| GIVEN PROBLEM |
Count the lines below that contain the word "link", and reply with only that number.

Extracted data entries
--- BEGIN ---
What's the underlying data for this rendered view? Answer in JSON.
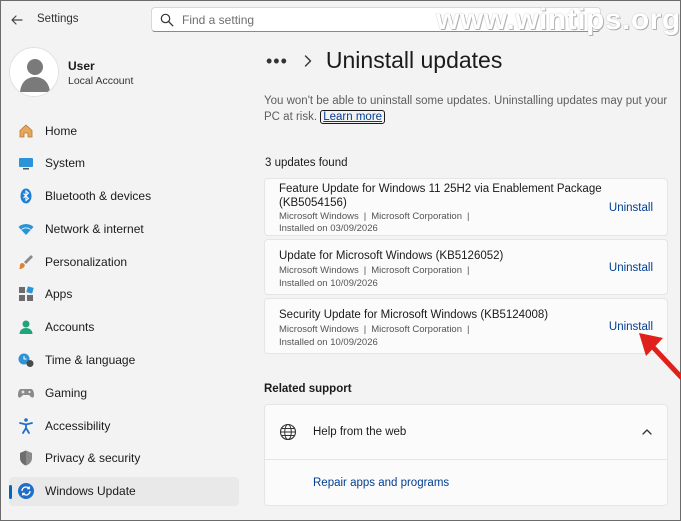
{
  "window": {
    "title": "Settings"
  },
  "search": {
    "placeholder": "Find a setting"
  },
  "watermark": "www.wintips.org",
  "profile": {
    "name": "User",
    "account_type": "Local Account"
  },
  "nav": {
    "items": [
      {
        "label": "Home",
        "icon": "home-icon"
      },
      {
        "label": "System",
        "icon": "system-icon"
      },
      {
        "label": "Bluetooth & devices",
        "icon": "bluetooth-icon"
      },
      {
        "label": "Network & internet",
        "icon": "wifi-icon"
      },
      {
        "label": "Personalization",
        "icon": "brush-icon"
      },
      {
        "label": "Apps",
        "icon": "apps-icon"
      },
      {
        "label": "Accounts",
        "icon": "accounts-icon"
      },
      {
        "label": "Time & language",
        "icon": "clock-icon"
      },
      {
        "label": "Gaming",
        "icon": "gamepad-icon"
      },
      {
        "label": "Accessibility",
        "icon": "accessibility-icon"
      },
      {
        "label": "Privacy & security",
        "icon": "shield-icon"
      },
      {
        "label": "Windows Update",
        "icon": "windows-update-icon"
      }
    ],
    "active_index": 11
  },
  "breadcrumb": {
    "dots": "•••",
    "page_title": "Uninstall updates"
  },
  "warning": {
    "text": "You won't be able to uninstall some updates. Uninstalling updates may put your PC at risk.",
    "learn_more": "Learn more"
  },
  "updates": {
    "count_label": "3 updates found",
    "items": [
      {
        "title": "Feature Update for Windows 11 25H2 via Enablement Package (KB5054156)",
        "product": "Microsoft Windows",
        "publisher": "Microsoft Corporation",
        "installed": "Installed on 03/09/2026",
        "action": "Uninstall"
      },
      {
        "title": "Update for Microsoft Windows (KB5126052)",
        "product": "Microsoft Windows",
        "publisher": "Microsoft Corporation",
        "installed": "Installed on 10/09/2026",
        "action": "Uninstall"
      },
      {
        "title": "Security Update for Microsoft Windows (KB5124008)",
        "product": "Microsoft Windows",
        "publisher": "Microsoft Corporation",
        "installed": "Installed on 10/09/2026",
        "action": "Uninstall"
      }
    ],
    "separator": "|"
  },
  "related": {
    "title": "Related support",
    "section_label": "Help from the web",
    "link": "Repair apps and programs"
  },
  "colors": {
    "accent": "#0067c0",
    "link": "#003e92",
    "arrow": "#e0201b"
  }
}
--- END ---
| RESPONSE |
2